── Dataset records ──

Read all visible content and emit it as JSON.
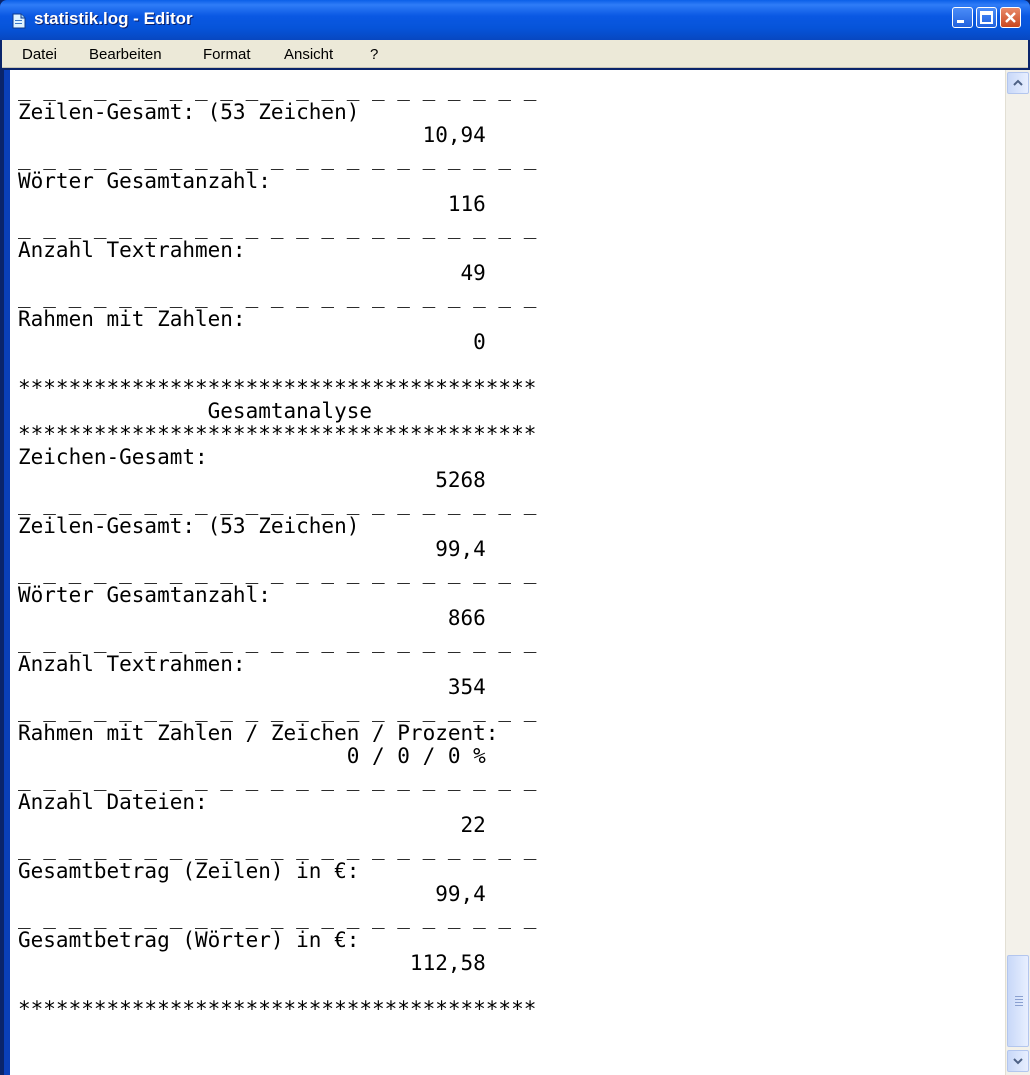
{
  "window": {
    "title": "statistik.log - Editor",
    "icons": {
      "app": "notepad-icon",
      "minimize": "minimize-icon",
      "maximize": "maximize-icon",
      "close": "close-icon"
    },
    "colors": {
      "titlebar": "#0654d9",
      "menubar": "#ece9d8",
      "editor_bg": "#ffffff"
    }
  },
  "menu": [
    {
      "label": "Datei"
    },
    {
      "label": "Bearbeiten"
    },
    {
      "label": "Format"
    },
    {
      "label": "Ansicht"
    },
    {
      "label": "?"
    }
  ],
  "editor": {
    "content": "_ _ _ _ _ _ _ _ _ _ _ _ _ _ _ _ _ _ _ _ _\nZeilen-Gesamt: (53 Zeichen)\n                                10,94\n_ _ _ _ _ _ _ _ _ _ _ _ _ _ _ _ _ _ _ _ _\nWörter Gesamtanzahl:\n                                  116\n_ _ _ _ _ _ _ _ _ _ _ _ _ _ _ _ _ _ _ _ _\nAnzahl Textrahmen:\n                                   49\n_ _ _ _ _ _ _ _ _ _ _ _ _ _ _ _ _ _ _ _ _\nRahmen mit Zahlen:\n                                    0\n\n*****************************************\n               Gesamtanalyse\n*****************************************\nZeichen-Gesamt:\n                                 5268\n_ _ _ _ _ _ _ _ _ _ _ _ _ _ _ _ _ _ _ _ _\nZeilen-Gesamt: (53 Zeichen)\n                                 99,4\n_ _ _ _ _ _ _ _ _ _ _ _ _ _ _ _ _ _ _ _ _\nWörter Gesamtanzahl:\n                                  866\n_ _ _ _ _ _ _ _ _ _ _ _ _ _ _ _ _ _ _ _ _\nAnzahl Textrahmen:\n                                  354\n_ _ _ _ _ _ _ _ _ _ _ _ _ _ _ _ _ _ _ _ _\nRahmen mit Zahlen / Zeichen / Prozent:\n                          0 / 0 / 0 %\n_ _ _ _ _ _ _ _ _ _ _ _ _ _ _ _ _ _ _ _ _\nAnzahl Dateien:\n                                   22\n_ _ _ _ _ _ _ _ _ _ _ _ _ _ _ _ _ _ _ _ _\nGesamtbetrag (Zeilen) in €:\n                                 99,4\n_ _ _ _ _ _ _ _ _ _ _ _ _ _ _ _ _ _ _ _ _\nGesamtbetrag (Wörter) in €:\n                               112,58\n\n*****************************************"
  },
  "scrollbar": {
    "up_icon": "scroll-up-arrow-icon",
    "down_icon": "scroll-down-arrow-icon"
  }
}
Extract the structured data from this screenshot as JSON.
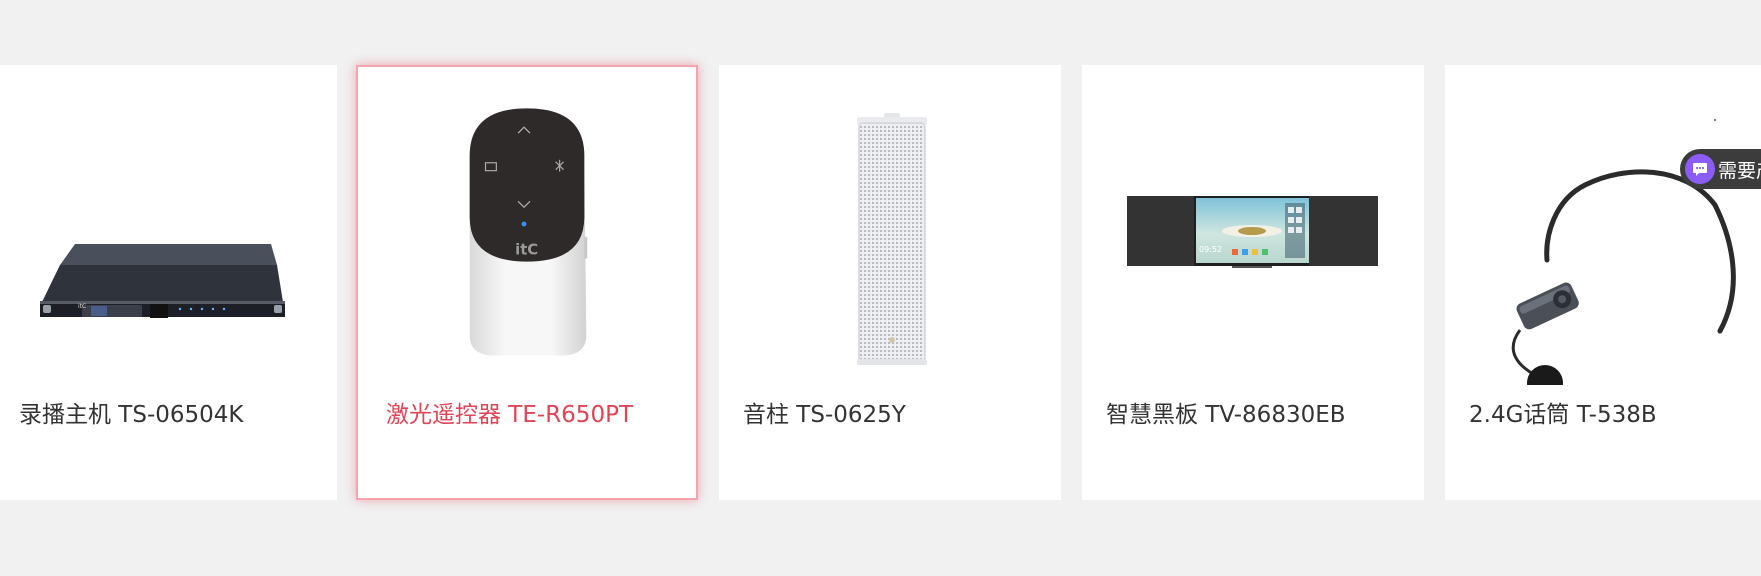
{
  "products": [
    {
      "title": "录播主机 TS-06504K",
      "image": "recording-host-device"
    },
    {
      "title": "激光遥控器 TE-R650PT",
      "image": "laser-remote-control",
      "selected": true
    },
    {
      "title": "音柱 TS-0625Y",
      "image": "column-speaker"
    },
    {
      "title": "智慧黑板 TV-86830EB",
      "image": "smart-blackboard"
    },
    {
      "title": "2.4G话筒 T-538B",
      "image": "headset-microphone"
    }
  ],
  "remote_logo": "itC",
  "blackboard_clock": "09:52",
  "chat": {
    "label": "需要产",
    "icon": "chat-bubble-icon"
  },
  "colors": {
    "accent": "#e04455",
    "chat_purple": "#8b5cf6",
    "page_bg": "#f1f1f1"
  }
}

───

* [Objective] Without the pictures, retype the whole of the material above exactly.

* [Exercise result]
Read all visible content and emit it as JSON.
{
  "window": {
    "title": "statistik.log - Editor",
    "icons": {
      "app": "notepad-icon",
      "minimize": "minimize-icon",
      "maximize": "maximize-icon",
      "close": "close-icon"
    },
    "colors": {
      "titlebar": "#0654d9",
      "menubar": "#ece9d8",
      "editor_bg": "#ffffff"
    }
  },
  "menu": [
    {
      "label": "Datei"
    },
    {
      "label": "Bearbeiten"
    },
    {
      "label": "Format"
    },
    {
      "label": "Ansicht"
    },
    {
      "label": "?"
    }
  ],
  "editor": {
    "content": "_ _ _ _ _ _ _ _ _ _ _ _ _ _ _ _ _ _ _ _ _\nZeilen-Gesamt: (53 Zeichen)\n                                10,94\n_ _ _ _ _ _ _ _ _ _ _ _ _ _ _ _ _ _ _ _ _\nWörter Gesamtanzahl:\n                                  116\n_ _ _ _ _ _ _ _ _ _ _ _ _ _ _ _ _ _ _ _ _\nAnzahl Textrahmen:\n                                   49\n_ _ _ _ _ _ _ _ _ _ _ _ _ _ _ _ _ _ _ _ _\nRahmen mit Zahlen:\n                                    0\n\n*****************************************\n               Gesamtanalyse\n*****************************************\nZeichen-Gesamt:\n                                 5268\n_ _ _ _ _ _ _ _ _ _ _ _ _ _ _ _ _ _ _ _ _\nZeilen-Gesamt: (53 Zeichen)\n                                 99,4\n_ _ _ _ _ _ _ _ _ _ _ _ _ _ _ _ _ _ _ _ _\nWörter Gesamtanzahl:\n                                  866\n_ _ _ _ _ _ _ _ _ _ _ _ _ _ _ _ _ _ _ _ _\nAnzahl Textrahmen:\n                                  354\n_ _ _ _ _ _ _ _ _ _ _ _ _ _ _ _ _ _ _ _ _\nRahmen mit Zahlen / Zeichen / Prozent:\n                          0 / 0 / 0 %\n_ _ _ _ _ _ _ _ _ _ _ _ _ _ _ _ _ _ _ _ _\nAnzahl Dateien:\n                                   22\n_ _ _ _ _ _ _ _ _ _ _ _ _ _ _ _ _ _ _ _ _\nGesamtbetrag (Zeilen) in €:\n                                 99,4\n_ _ _ _ _ _ _ _ _ _ _ _ _ _ _ _ _ _ _ _ _\nGesamtbetrag (Wörter) in €:\n                               112,58\n\n*****************************************"
  },
  "scrollbar": {
    "up_icon": "scroll-up-arrow-icon",
    "down_icon": "scroll-down-arrow-icon"
  }
}
Extract the structured data from this screenshot as JSON.
{
  "products": [
    {
      "title": "录播主机 TS-06504K",
      "image": "recording-host-device"
    },
    {
      "title": "激光遥控器 TE-R650PT",
      "image": "laser-remote-control",
      "selected": true
    },
    {
      "title": "音柱 TS-0625Y",
      "image": "column-speaker"
    },
    {
      "title": "智慧黑板 TV-86830EB",
      "image": "smart-blackboard"
    },
    {
      "title": "2.4G话筒 T-538B",
      "image": "headset-microphone"
    }
  ],
  "remote_logo": "itC",
  "blackboard_clock": "09:52",
  "chat": {
    "label": "需要产",
    "icon": "chat-bubble-icon"
  },
  "colors": {
    "accent": "#e04455",
    "chat_purple": "#8b5cf6",
    "page_bg": "#f1f1f1"
  }
}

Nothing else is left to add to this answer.